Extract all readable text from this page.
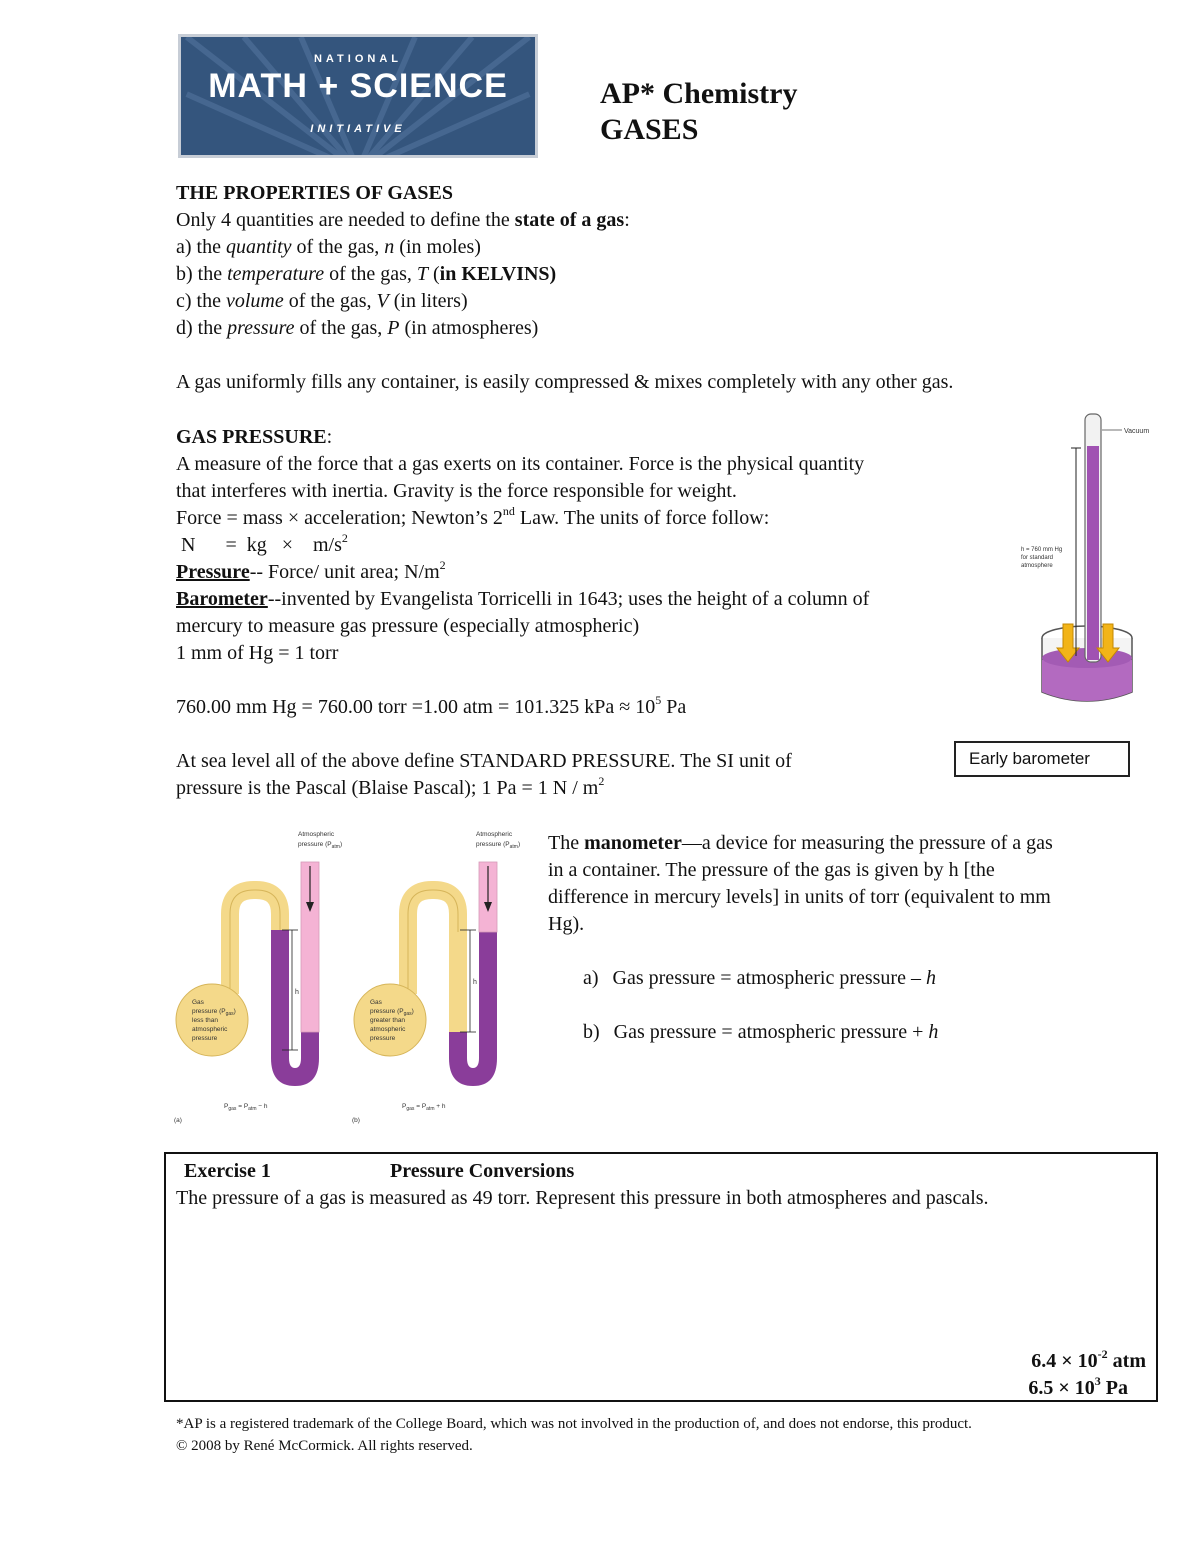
NATIONAL
MATH + SCIENCE
INITIATIVE
AP* Chemistry
GASES
THE PROPERTIES OF GASES
Only 4 quantities are needed to define the state of a gas:
a) the quantity of the gas, n (in moles)
b) the temperature of the gas, T (in KELVINS)
c) the volume of the gas, V (in liters)
d) the pressure of the gas, P (in atmospheres)
A gas uniformly fills any container, is easily compressed & mixes completely with any other gas.
GAS PRESSURE:
A measure of the force that a gas exerts on its container. Force is the physical quantity
that interferes with inertia. Gravity is the force responsible for weight.
Force = mass × acceleration; Newton’s 2nd Law. The units of force follow:
N      =  kg   ×    $m/s^2$
Pressure-- Force/ unit area; $N/m^2$
Barometer--invented by Evangelista Torricelli in 1643; uses the height of a column of
mercury to measure gas pressure (especially atmospheric)
1 mm of Hg = 1 torr
760.00 mm Hg = 760.00 torr =1.00 atm = 101.325 kPa ≈ $10^5$ Pa
At sea level all of the above define STANDARD PRESSURE. The SI unit of
pressure is the Pascal (Blaise Pascal); 1 Pa = 1 N / $m^2$
Vacuum
h = 760 mm Hg
for standard
atmosphere
Early barometer
h
Atmospheric
pressure $(P_{atm})$
Gas
pressure $(P_{gas})$
less than
atmospheric
pressure
$P_{gas} = P_{atm} - h$
(a)
h
Atmospheric
pressure $(P_{atm})$
Gas
pressure $(P_{gas})$
greater than
atmospheric
pressure
$P_{gas} = P_{atm} + h$
(b)
The manometer—a device for measuring the pressure of a gas
in a container. The pressure of the gas is given by h [the
difference in mercury levels] in units of torr (equivalent to mm
Hg).
a) Gas pressure = atmospheric pressure – h
b) Gas pressure = atmospheric pressure + h
Exercise 1	Pressure Conversions
The pressure of a gas is measured as 49 torr. Represent this pressure in both atmospheres and pascals.
$6.4 \times 10^{-2}$ atm
$6.5 \times 10^3$ Pa
*AP is a registered trademark of the College Board, which was not involved in the production of, and does not endorse, this product.
© 2008 by René McCormick. All rights reserved.
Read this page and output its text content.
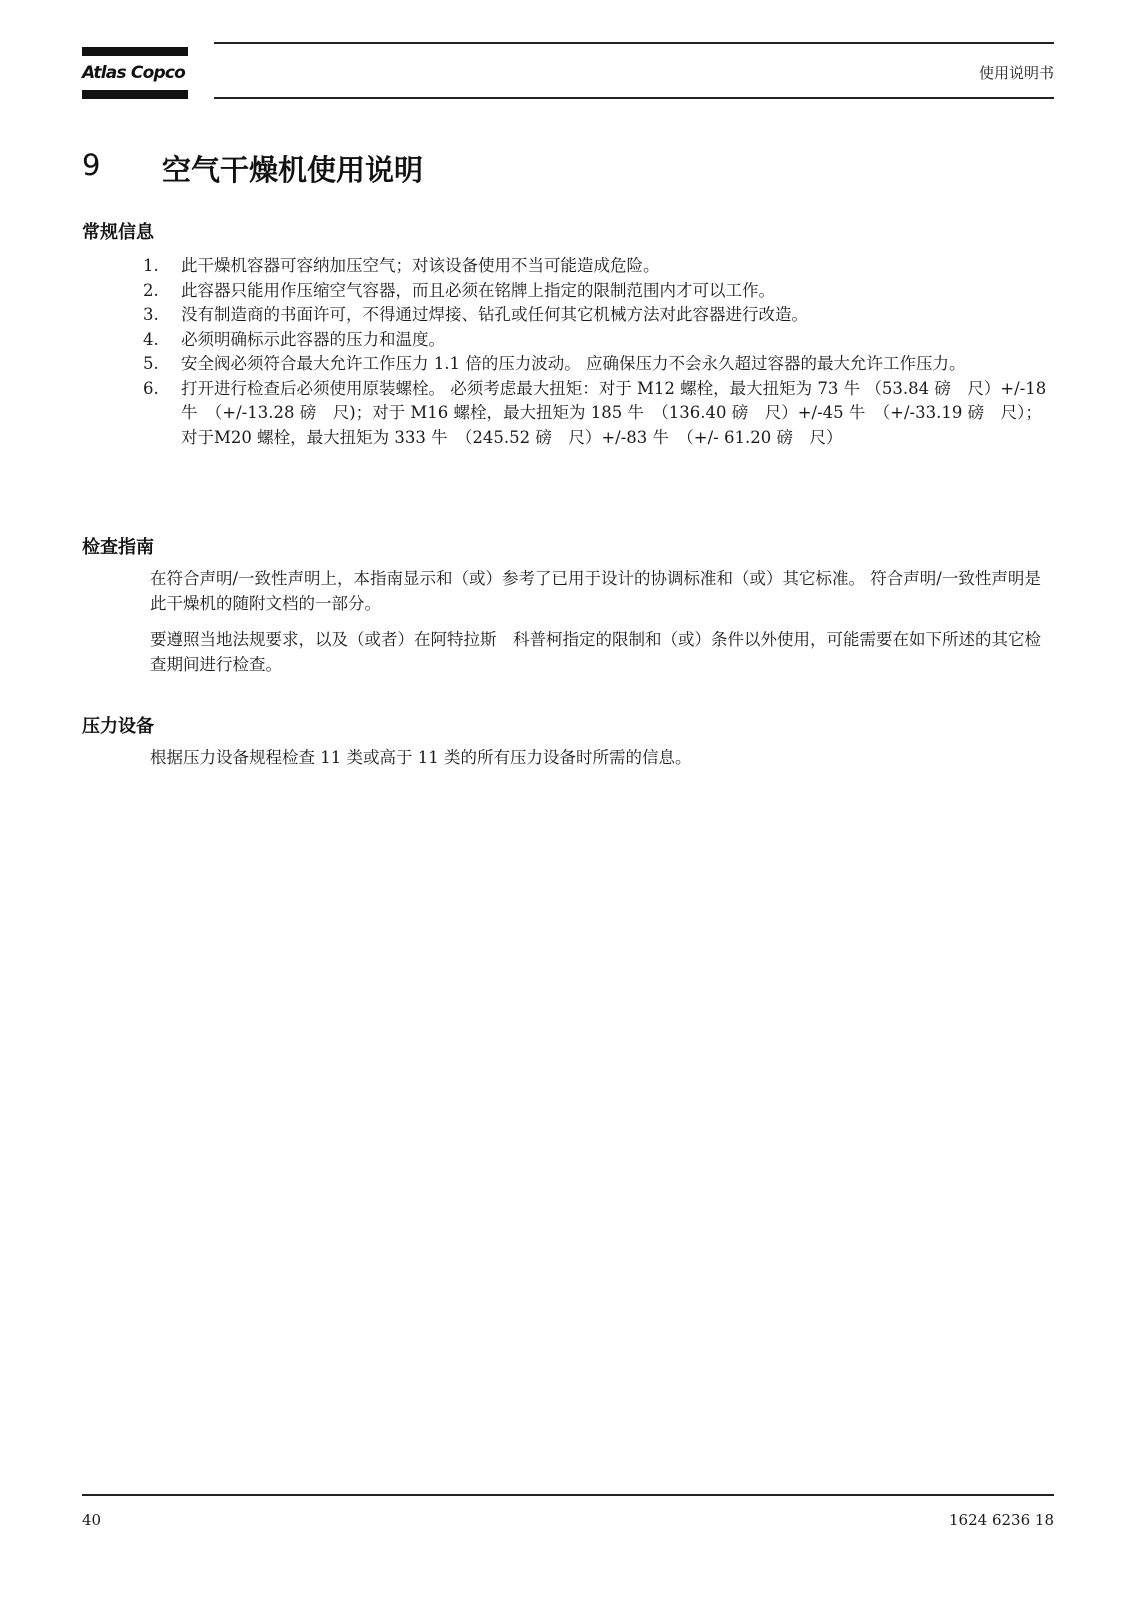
Atlas Copco	使用说明书
9	空气干燥机使用说明
常规信息
1. 此干燥机容器可容纳加压空气；对该设备使用不当可能造成危险。
2. 此容器只能用作压缩空气容器，而且必须在铭牌上指定的限制范围内才可以工作。
3. 没有制造商的书面许可，不得通过焊接、钻孔或任何其它机械方法对此容器进行改造。
4. 必须明确标示此容器的压力和温度。
5. 安全阀必须符合最大允许工作压力 1.1 倍的压力波动。 应确保压力不会永久超过容器的最大允许工作压力。
6. 打开进行检查后必须使用原装螺栓。 必须考虑最大扭矩：对于 M12 螺栓，最大扭矩为 73 牛 （53.84 磅　尺）+/-18 牛　（+/-13.28 磅　尺)；对于 M16 螺栓，最大扭矩为 185 牛　（136.40 磅　尺）+/-45 牛　（+/-33.19 磅　尺）；对于M20 螺栓，最大扭矩为 333 牛　（245.52 磅　尺）+/-83 牛　（+/- 61.20 磅　尺）
检查指南

在符合声明/一致性声明上，本指南显示和（或）参考了已用于设计的协调标准和（或）其它标准。 符合声明/一致性声明是此干燥机的随附文档的一部分。

要遵照当地法规要求，以及（或者）在阿特拉斯　科普柯指定的限制和（或）条件以外使用，可能需要在如下所述的其它检查期间进行检查。

压力设备

根据压力设备规程检查 11 类或高于 11 类的所有压力设备时所需的信息。

40	1624 6236 18
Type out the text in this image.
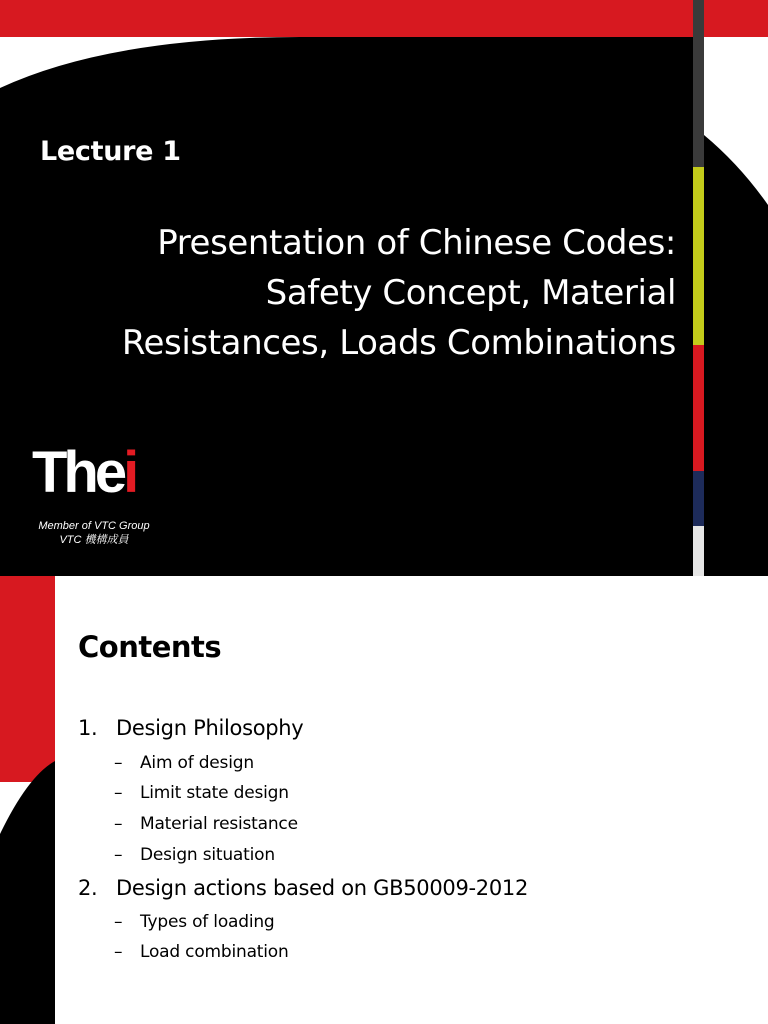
Lecture 1
Presentation of Chinese Codes:
Safety Concept, Material
Resistances, Loads Combinations
Thei
Member of VTC Group
VTC 機構成員
Contents
1. Design Philosophy
– Aim of design
– Limit state design
– Material resistance
– Design situation
2. Design actions based on GB50009-2012
– Types of loading
– Load combination
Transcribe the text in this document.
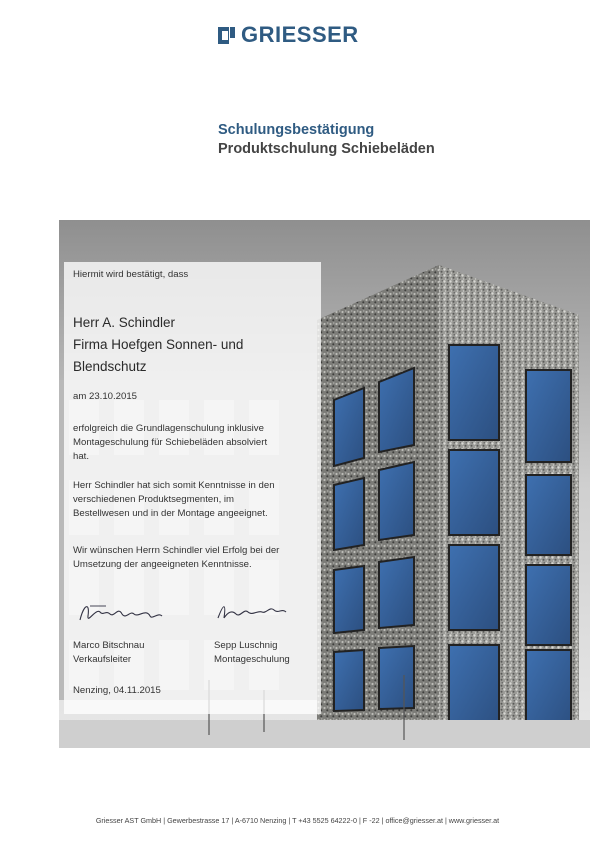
GRIESSER
Schulungsbestätigung
Produktschulung Schiebeläden
Hiermit wird bestätigt, dass
Herr A. Schindler
Firma Hoefgen Sonnen- und
Blendschutz
am 23.10.2015
erfolgreich die Grundlagenschulung inklusive
Montageschulung für Schiebeläden absolviert
hat.
Herr Schindler hat sich somit Kenntnisse in den
verschiedenen Produktsegmenten, im
Bestellwesen und in der Montage angeeignet.
Wir wünschen Herrn Schindler viel Erfolg bei der
Umsetzung der angeeigneten Kenntnisse.
Marco Bitschnau
Verkaufsleiter
Sepp Luschnig
Montageschulung
Nenzing, 04.11.2015
Griesser AST GmbH | Gewerbestrasse 17 | A-6710 Nenzing | T +43 5525 64222-0 | F -22 | office@griesser.at | www.griesser.at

The exercise: Copy each line of the entries that includes the word "this".

Answer to the exercise:
Extract all readable text from this page.
The pressure of a gas is measured as 49 torr. Represent this pressure in both atmospheres and pascals.
*AP is a registered trademark of the College Board, which was not involved in the production of, and does not endorse, this product.
Read this page and output its text content.
Type out the text in this image.
Transcribe the text in this document.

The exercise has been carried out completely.